Render the part of the listing that opens with the line containing "legend-label: RMSERAND_GD_KER2 [60,344,214,360]" and closes with the line containing "y-tick-label: .02 [74,202,94,218]" as a Markdown table. Give it the columns Row and Listing line, numbering each line and leaving out blank lines.
--- Start ROWS ---
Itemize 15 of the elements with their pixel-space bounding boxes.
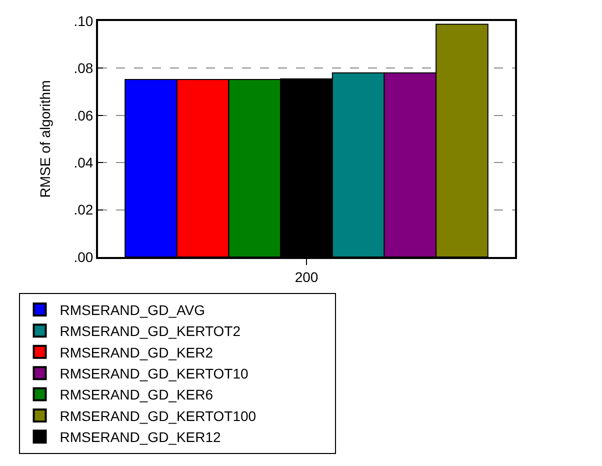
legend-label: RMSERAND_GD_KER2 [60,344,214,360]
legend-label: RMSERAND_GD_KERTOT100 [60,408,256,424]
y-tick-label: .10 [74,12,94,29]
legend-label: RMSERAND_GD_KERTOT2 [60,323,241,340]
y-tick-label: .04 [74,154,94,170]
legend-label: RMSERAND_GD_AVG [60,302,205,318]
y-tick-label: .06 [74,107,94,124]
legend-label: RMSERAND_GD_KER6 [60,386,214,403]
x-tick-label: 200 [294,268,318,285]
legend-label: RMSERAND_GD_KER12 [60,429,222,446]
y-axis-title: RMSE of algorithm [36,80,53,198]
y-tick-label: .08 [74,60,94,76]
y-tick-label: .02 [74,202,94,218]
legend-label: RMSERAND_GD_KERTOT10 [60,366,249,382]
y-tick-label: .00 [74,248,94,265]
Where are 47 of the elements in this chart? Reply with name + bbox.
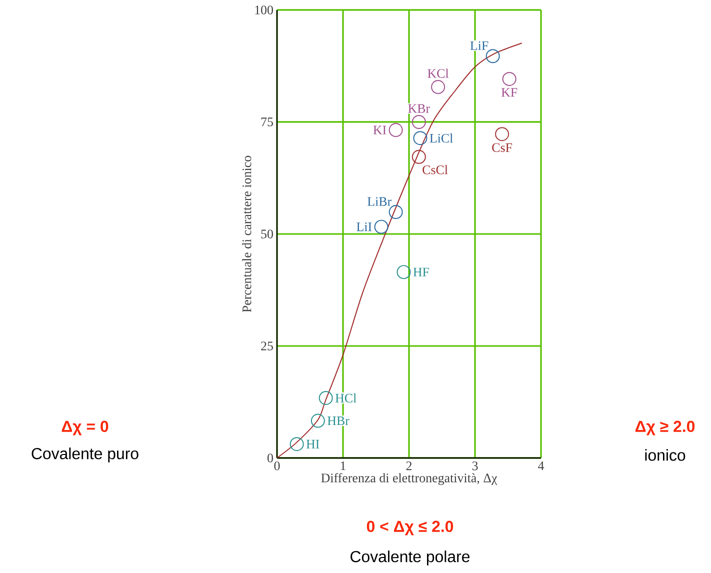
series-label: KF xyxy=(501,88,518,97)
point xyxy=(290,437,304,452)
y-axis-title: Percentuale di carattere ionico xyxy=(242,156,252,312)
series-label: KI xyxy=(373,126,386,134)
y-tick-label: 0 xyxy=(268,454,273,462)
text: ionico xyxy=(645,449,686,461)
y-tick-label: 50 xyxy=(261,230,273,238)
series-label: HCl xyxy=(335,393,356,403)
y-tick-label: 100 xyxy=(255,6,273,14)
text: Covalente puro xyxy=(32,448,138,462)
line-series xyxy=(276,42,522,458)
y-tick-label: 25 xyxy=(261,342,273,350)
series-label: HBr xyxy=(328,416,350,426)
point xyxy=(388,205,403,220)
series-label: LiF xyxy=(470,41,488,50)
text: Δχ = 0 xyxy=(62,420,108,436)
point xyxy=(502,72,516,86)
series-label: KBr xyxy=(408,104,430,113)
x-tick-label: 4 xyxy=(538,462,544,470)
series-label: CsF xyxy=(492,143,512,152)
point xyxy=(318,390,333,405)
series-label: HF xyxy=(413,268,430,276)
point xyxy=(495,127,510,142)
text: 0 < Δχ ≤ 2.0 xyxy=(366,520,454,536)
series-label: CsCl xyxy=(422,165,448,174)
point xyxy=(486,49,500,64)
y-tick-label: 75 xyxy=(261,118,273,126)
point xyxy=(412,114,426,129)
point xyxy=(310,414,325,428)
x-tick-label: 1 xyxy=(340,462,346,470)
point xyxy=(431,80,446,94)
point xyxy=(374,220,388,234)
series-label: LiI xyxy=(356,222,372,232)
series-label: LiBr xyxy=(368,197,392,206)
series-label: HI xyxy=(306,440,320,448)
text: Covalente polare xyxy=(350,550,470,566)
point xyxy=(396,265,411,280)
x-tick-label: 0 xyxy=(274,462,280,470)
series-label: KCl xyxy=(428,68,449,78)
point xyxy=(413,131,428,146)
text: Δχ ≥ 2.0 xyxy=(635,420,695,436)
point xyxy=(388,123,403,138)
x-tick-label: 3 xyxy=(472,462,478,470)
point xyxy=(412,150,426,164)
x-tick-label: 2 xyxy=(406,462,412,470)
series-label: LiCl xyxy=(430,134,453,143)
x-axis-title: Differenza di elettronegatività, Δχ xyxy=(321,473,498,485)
--- End ROWS ---
SOLUTION FOR THIS PROBLEM »
| Row | Listing line |
|---|---|
| 1 | legend-label: RMSERAND_GD_KER2 [60,344,214,360] |
| 2 | legend-label: RMSERAND_GD_KERTOT100 [60,408,256,424] |
| 3 | y-tick-label: .10 [74,12,94,29] |
| 4 | legend-label: RMSERAND_GD_KERTOT2 [60,323,241,340] |
| 5 | y-tick-label: .04 [74,154,94,170] |
| 6 | legend-label: RMSERAND_GD_AVG [60,302,205,318] |
| 7 | y-tick-label: .06 [74,107,94,124] |
| 8 | legend-label: RMSERAND_GD_KER6 [60,386,214,403] |
| 9 | x-tick-label: 200 [294,268,318,285] |
| 10 | legend-label: RMSERAND_GD_KER12 [60,429,222,446] |
| 11 | y-axis-title: RMSE of algorithm [36,80,53,198] |
| 12 | y-tick-label: .08 [74,60,94,76] |
| 13 | y-tick-label: .02 [74,202,94,218] |